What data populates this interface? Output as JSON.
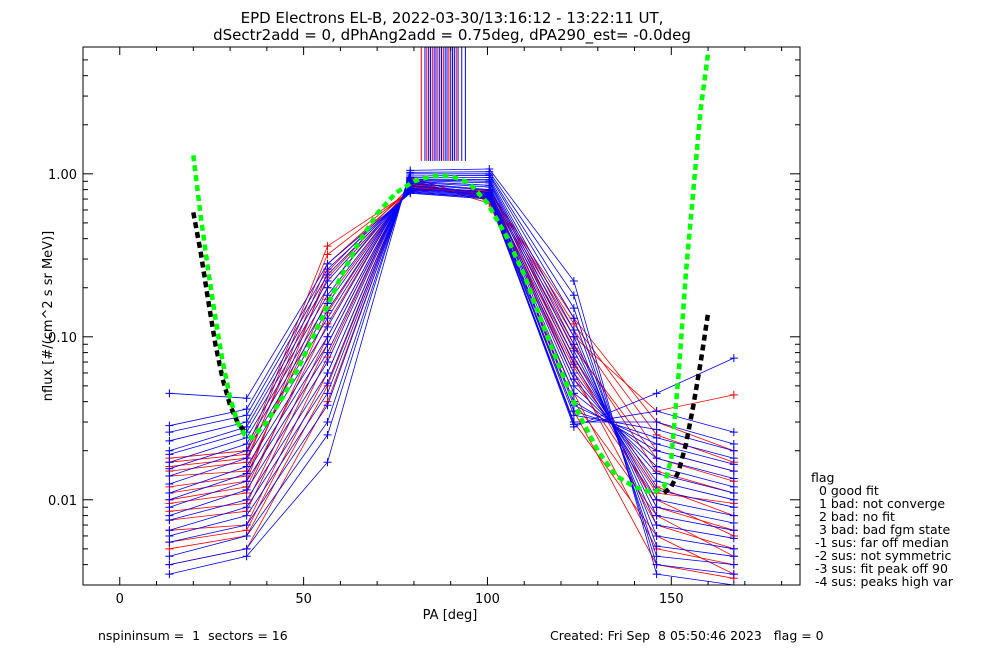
{
  "chart_data": {
    "type": "line",
    "title": "EPD Electrons EL-B, 2022-03-30/13:16:12 - 13:22:11 UT,",
    "subtitle": "dSectr2add = 0, dPhAng2add = 0.75deg, dPA290_est=  -0.0deg",
    "xlabel": "PA [deg]",
    "ylabel": "nflux [#/(cm^2 s sr MeV)]",
    "xlim": [
      -10,
      185
    ],
    "ylim": [
      0.003,
      6.0
    ],
    "yscale": "log",
    "xticks": [
      0,
      50,
      100,
      150
    ],
    "xtick_labels": [
      "0",
      "50",
      "100",
      "150"
    ],
    "yticks": [
      0.01,
      0.1,
      1.0
    ],
    "ytick_labels": [
      "0.01",
      "0.10",
      "1.00"
    ],
    "grid": false,
    "colors": {
      "red": "#ff0000",
      "blue": "#0000ff",
      "green": "#00ff00",
      "black": "#000000"
    },
    "pa_bins": [
      13.5,
      34.5,
      56.5,
      79,
      100.5,
      123.5,
      146,
      167
    ],
    "profiles_red": [
      [
        0.004,
        0.005,
        0.04,
        0.95,
        0.68,
        0.03,
        0.006,
        0.0035
      ],
      [
        0.0055,
        0.0065,
        0.06,
        0.9,
        0.7,
        0.04,
        0.008,
        0.0045
      ],
      [
        0.0075,
        0.0085,
        0.09,
        0.88,
        0.72,
        0.055,
        0.01,
        0.006
      ],
      [
        0.0095,
        0.011,
        0.14,
        0.85,
        0.74,
        0.075,
        0.012,
        0.008
      ],
      [
        0.012,
        0.014,
        0.2,
        0.83,
        0.75,
        0.09,
        0.015,
        0.011
      ],
      [
        0.015,
        0.017,
        0.28,
        0.8,
        0.78,
        0.11,
        0.02,
        0.015
      ],
      [
        0.018,
        0.02,
        0.36,
        0.78,
        0.8,
        0.13,
        0.03,
        0.02
      ],
      [
        0.01,
        0.012,
        0.12,
        0.86,
        0.7,
        0.06,
        0.007,
        0.005
      ],
      [
        0.0065,
        0.007,
        0.075,
        0.92,
        0.66,
        0.045,
        0.005,
        0.004
      ],
      [
        0.014,
        0.015,
        0.17,
        0.82,
        0.76,
        0.1,
        0.035,
        0.044
      ],
      [
        0.0085,
        0.0095,
        0.1,
        0.87,
        0.73,
        0.07,
        0.009,
        0.0065
      ],
      [
        0.016,
        0.018,
        0.23,
        0.81,
        0.77,
        0.085,
        0.018,
        0.013
      ],
      [
        0.005,
        0.006,
        0.05,
        0.94,
        0.69,
        0.035,
        0.004,
        0.0033
      ],
      [
        0.011,
        0.013,
        0.25,
        0.84,
        0.71,
        0.065,
        0.011,
        0.0095
      ],
      [
        0.017,
        0.019,
        0.32,
        0.79,
        0.79,
        0.12,
        0.025,
        0.017
      ]
    ],
    "profiles_blue": [
      [
        0.0035,
        0.0045,
        0.017,
        1.05,
        1.07,
        0.22,
        0.0035,
        0.003
      ],
      [
        0.0045,
        0.006,
        0.03,
        1.0,
        1.0,
        0.15,
        0.0045,
        0.004
      ],
      [
        0.006,
        0.008,
        0.045,
        0.95,
        0.95,
        0.11,
        0.006,
        0.005
      ],
      [
        0.0075,
        0.01,
        0.06,
        0.92,
        0.9,
        0.09,
        0.008,
        0.0065
      ],
      [
        0.009,
        0.013,
        0.08,
        0.9,
        0.85,
        0.075,
        0.01,
        0.008
      ],
      [
        0.011,
        0.016,
        0.1,
        0.88,
        0.8,
        0.06,
        0.013,
        0.01
      ],
      [
        0.014,
        0.02,
        0.13,
        0.85,
        0.77,
        0.05,
        0.016,
        0.012
      ],
      [
        0.017,
        0.024,
        0.16,
        0.82,
        0.75,
        0.04,
        0.02,
        0.015
      ],
      [
        0.02,
        0.028,
        0.2,
        0.8,
        0.73,
        0.035,
        0.024,
        0.018
      ],
      [
        0.026,
        0.033,
        0.24,
        0.78,
        0.71,
        0.03,
        0.03,
        0.022
      ],
      [
        0.045,
        0.042,
        0.28,
        0.76,
        0.7,
        0.028,
        0.045,
        0.074
      ],
      [
        0.0055,
        0.007,
        0.038,
        0.97,
        0.98,
        0.13,
        0.0052,
        0.0045
      ],
      [
        0.01,
        0.0145,
        0.09,
        0.89,
        0.83,
        0.068,
        0.0115,
        0.009
      ],
      [
        0.0125,
        0.018,
        0.115,
        0.87,
        0.79,
        0.055,
        0.0145,
        0.011
      ],
      [
        0.0155,
        0.022,
        0.145,
        0.84,
        0.76,
        0.045,
        0.018,
        0.0135
      ],
      [
        0.019,
        0.026,
        0.18,
        0.81,
        0.74,
        0.038,
        0.022,
        0.0165
      ],
      [
        0.023,
        0.03,
        0.22,
        0.79,
        0.72,
        0.033,
        0.027,
        0.02
      ],
      [
        0.008,
        0.0115,
        0.07,
        0.91,
        0.88,
        0.082,
        0.009,
        0.0072
      ],
      [
        0.0065,
        0.009,
        0.052,
        0.93,
        0.92,
        0.1,
        0.007,
        0.0058
      ],
      [
        0.004,
        0.005,
        0.025,
        1.02,
        1.03,
        0.18,
        0.004,
        0.0035
      ],
      [
        0.0285,
        0.036,
        0.26,
        0.77,
        0.71,
        0.029,
        0.035,
        0.026
      ]
    ],
    "vertical_lines": {
      "x": [
        82,
        83,
        83.5,
        84,
        84.5,
        85,
        85.5,
        86,
        86.5,
        87,
        87.5,
        88,
        88.5,
        89,
        89.5,
        90,
        90.5,
        91,
        91.5,
        92,
        93,
        94
      ],
      "colors": [
        "red",
        "blue",
        "red",
        "blue",
        "blue",
        "red",
        "blue",
        "blue",
        "red",
        "blue",
        "blue",
        "red",
        "blue",
        "blue",
        "red",
        "blue",
        "blue",
        "blue",
        "red",
        "blue",
        "blue",
        "blue"
      ],
      "y_from": 1.2,
      "y_to": 6.0
    },
    "fit_green": {
      "x": [
        20,
        22,
        24,
        26,
        28,
        30,
        32,
        34,
        36,
        40,
        45,
        50,
        55,
        60,
        65,
        70,
        75,
        80,
        85,
        90,
        95,
        100,
        105,
        110,
        115,
        120,
        125,
        130,
        135,
        140,
        145,
        148,
        150,
        152,
        154,
        156,
        158,
        160
      ],
      "y": [
        1.3,
        0.55,
        0.26,
        0.13,
        0.07,
        0.042,
        0.03,
        0.025,
        0.024,
        0.03,
        0.045,
        0.075,
        0.13,
        0.23,
        0.38,
        0.57,
        0.76,
        0.9,
        0.97,
        0.97,
        0.88,
        0.66,
        0.42,
        0.24,
        0.12,
        0.062,
        0.033,
        0.02,
        0.014,
        0.012,
        0.011,
        0.012,
        0.018,
        0.06,
        0.25,
        0.8,
        2.5,
        5.5
      ]
    },
    "fit_black": {
      "x": [
        20,
        22,
        24,
        26,
        28,
        30,
        32,
        34,
        148,
        150,
        152,
        154,
        156,
        158,
        160
      ],
      "y": [
        0.58,
        0.33,
        0.17,
        0.09,
        0.055,
        0.038,
        0.03,
        0.026,
        0.011,
        0.012,
        0.015,
        0.022,
        0.038,
        0.07,
        0.14
      ]
    }
  },
  "legend": {
    "title": "flag",
    "items": [
      "  0 good fit",
      "  1 bad: not converge",
      "  2 bad: no fit",
      "  3 bad: bad fgm state",
      " -1 sus: far off median",
      " -2 sus: not symmetric",
      " -3 sus: fit peak off 90",
      " -4 sus: peaks high var"
    ]
  },
  "footer": {
    "left": "nspininsum =  1  sectors = 16",
    "right": "Created: Fri Sep  8 05:50:46 2023   flag = 0"
  }
}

==================================================

▶ _TASK BRIEF_
Identify the lines that hold the word "flag". Copy every one of them.

▶ _EXERCISE ANSWER_
    "title": "flag",
    "right": "Created: Fri Sep  8 05:50:46 2023   flag = 0"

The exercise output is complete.